# Set exercise
Scan the material for the word "handle", and copy each line where it shows up.

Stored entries
* start *
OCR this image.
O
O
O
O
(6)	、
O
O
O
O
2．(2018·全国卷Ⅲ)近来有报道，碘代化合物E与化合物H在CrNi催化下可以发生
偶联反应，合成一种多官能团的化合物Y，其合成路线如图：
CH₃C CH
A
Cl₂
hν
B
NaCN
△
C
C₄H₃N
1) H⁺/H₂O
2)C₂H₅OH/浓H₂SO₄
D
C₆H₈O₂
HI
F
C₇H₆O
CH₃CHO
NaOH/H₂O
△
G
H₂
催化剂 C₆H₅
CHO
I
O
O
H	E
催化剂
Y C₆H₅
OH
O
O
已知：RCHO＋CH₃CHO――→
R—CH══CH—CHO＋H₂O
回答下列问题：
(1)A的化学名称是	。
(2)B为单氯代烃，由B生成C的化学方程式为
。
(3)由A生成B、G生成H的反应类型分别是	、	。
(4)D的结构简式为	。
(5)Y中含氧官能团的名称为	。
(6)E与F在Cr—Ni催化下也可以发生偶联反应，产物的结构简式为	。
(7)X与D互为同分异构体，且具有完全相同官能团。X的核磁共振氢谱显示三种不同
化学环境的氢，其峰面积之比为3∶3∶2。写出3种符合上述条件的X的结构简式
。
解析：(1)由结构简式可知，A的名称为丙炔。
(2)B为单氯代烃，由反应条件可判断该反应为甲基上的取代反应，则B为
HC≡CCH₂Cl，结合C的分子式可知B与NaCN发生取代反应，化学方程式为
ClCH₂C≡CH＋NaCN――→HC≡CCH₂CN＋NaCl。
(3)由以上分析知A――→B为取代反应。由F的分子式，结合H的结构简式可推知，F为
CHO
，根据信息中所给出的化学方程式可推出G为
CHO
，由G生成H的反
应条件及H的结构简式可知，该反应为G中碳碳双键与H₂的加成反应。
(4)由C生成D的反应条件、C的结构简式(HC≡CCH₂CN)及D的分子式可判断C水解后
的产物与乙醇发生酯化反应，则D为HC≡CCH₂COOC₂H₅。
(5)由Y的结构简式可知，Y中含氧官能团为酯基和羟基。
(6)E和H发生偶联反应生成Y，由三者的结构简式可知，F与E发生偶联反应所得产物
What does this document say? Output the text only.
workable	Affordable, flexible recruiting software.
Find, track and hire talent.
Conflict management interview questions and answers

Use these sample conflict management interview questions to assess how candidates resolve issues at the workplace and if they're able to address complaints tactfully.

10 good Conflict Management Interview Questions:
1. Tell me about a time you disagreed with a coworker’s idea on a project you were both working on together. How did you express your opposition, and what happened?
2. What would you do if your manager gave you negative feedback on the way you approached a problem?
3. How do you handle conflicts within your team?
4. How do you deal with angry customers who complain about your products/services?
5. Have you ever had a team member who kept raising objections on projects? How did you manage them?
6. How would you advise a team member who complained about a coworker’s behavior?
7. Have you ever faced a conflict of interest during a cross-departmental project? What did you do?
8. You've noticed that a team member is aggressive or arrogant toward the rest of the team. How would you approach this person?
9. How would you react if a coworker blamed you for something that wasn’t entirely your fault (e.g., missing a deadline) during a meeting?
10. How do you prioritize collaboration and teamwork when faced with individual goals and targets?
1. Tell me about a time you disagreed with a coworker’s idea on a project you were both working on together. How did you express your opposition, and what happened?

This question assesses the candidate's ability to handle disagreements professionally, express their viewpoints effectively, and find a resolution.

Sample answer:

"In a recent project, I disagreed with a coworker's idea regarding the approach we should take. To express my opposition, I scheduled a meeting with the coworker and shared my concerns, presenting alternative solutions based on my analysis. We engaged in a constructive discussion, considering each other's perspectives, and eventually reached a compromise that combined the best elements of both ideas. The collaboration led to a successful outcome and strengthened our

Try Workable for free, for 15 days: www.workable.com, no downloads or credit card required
* end *
# Response to the task
3. How do you handle conflicts within your team?
This question assesses the candidate's ability to handle disagreements professionally, express their viewpoints effectively, and find a resolution.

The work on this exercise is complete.